**OBJECTIVE**
Return only the count of lines in which the word "title" appears.

**TASK INPUT**
┌────────

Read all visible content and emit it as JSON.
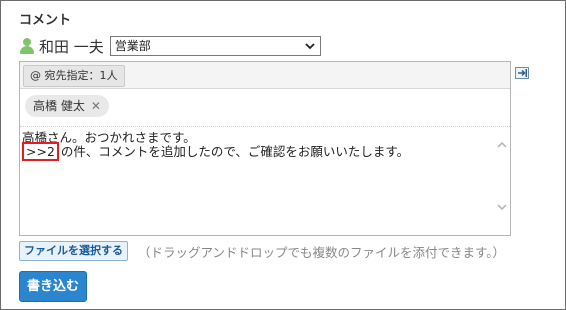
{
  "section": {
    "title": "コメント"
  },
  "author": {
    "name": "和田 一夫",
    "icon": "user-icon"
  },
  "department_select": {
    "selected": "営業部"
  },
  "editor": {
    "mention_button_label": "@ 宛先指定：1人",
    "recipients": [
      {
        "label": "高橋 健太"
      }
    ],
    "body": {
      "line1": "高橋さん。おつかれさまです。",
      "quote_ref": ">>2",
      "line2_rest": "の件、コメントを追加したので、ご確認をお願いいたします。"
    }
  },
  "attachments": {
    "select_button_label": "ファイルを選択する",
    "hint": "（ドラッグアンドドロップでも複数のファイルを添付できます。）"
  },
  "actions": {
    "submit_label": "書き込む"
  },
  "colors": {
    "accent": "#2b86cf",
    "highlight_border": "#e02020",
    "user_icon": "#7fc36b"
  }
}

└────────
┌────────

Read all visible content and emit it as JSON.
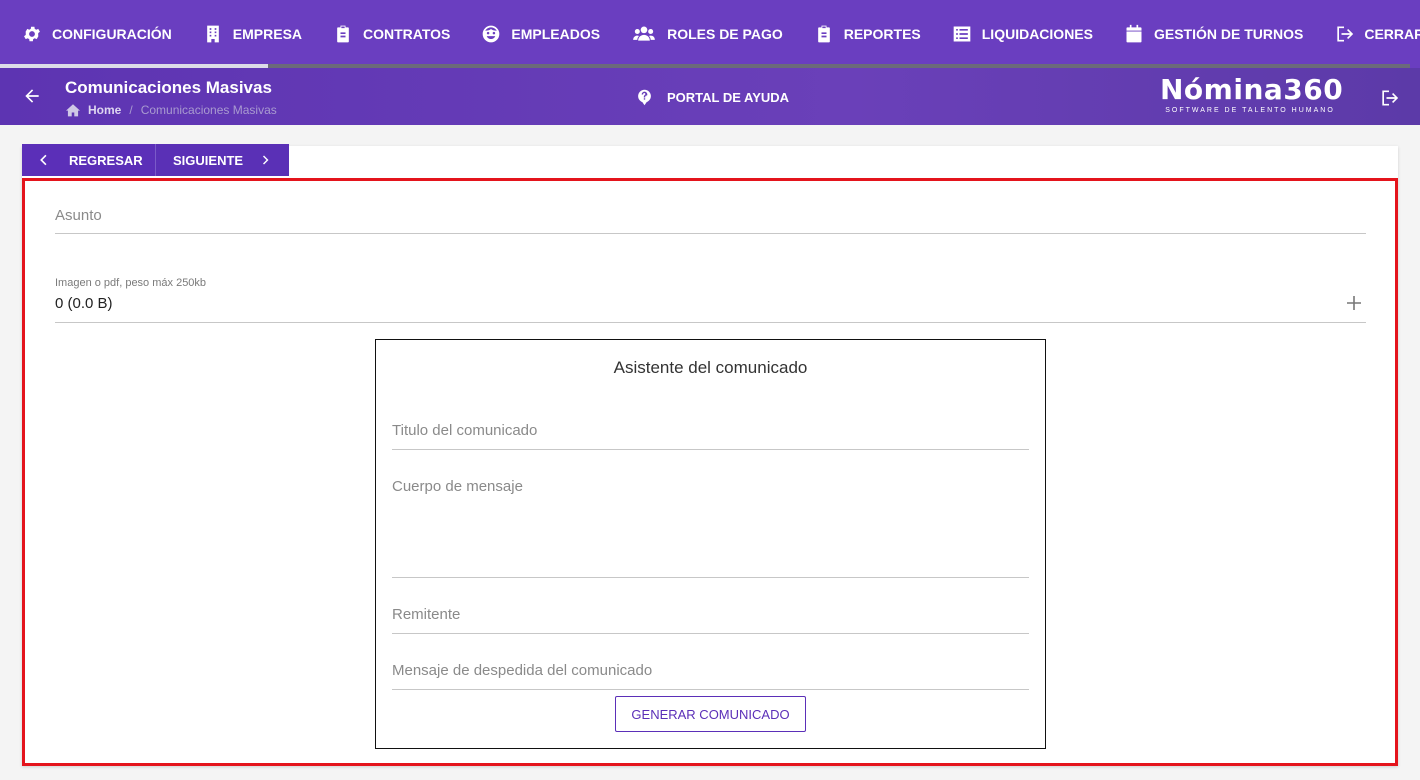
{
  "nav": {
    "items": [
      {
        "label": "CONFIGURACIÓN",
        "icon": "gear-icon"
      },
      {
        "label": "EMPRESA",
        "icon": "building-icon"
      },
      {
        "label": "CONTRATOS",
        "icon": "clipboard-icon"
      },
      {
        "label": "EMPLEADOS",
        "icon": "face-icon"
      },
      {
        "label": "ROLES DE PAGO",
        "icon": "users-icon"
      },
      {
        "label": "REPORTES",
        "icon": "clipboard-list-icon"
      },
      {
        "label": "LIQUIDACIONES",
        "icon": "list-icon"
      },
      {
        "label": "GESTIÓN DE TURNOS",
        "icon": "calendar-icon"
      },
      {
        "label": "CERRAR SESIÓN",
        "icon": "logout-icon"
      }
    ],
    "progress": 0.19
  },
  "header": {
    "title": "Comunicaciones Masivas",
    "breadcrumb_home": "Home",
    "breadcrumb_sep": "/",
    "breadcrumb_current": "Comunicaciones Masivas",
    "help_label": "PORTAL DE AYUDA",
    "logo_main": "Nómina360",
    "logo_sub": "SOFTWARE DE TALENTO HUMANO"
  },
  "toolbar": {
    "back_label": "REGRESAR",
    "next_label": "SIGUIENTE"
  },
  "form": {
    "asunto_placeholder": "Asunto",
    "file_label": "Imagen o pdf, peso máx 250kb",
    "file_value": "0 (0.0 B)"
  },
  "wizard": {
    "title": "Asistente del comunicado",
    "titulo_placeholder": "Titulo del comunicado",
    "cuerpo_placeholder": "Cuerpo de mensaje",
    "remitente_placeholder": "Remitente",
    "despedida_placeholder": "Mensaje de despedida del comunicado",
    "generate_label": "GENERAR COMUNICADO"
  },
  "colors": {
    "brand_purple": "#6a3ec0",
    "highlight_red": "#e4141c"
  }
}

└────────

**FINISHED EXERCISE**
3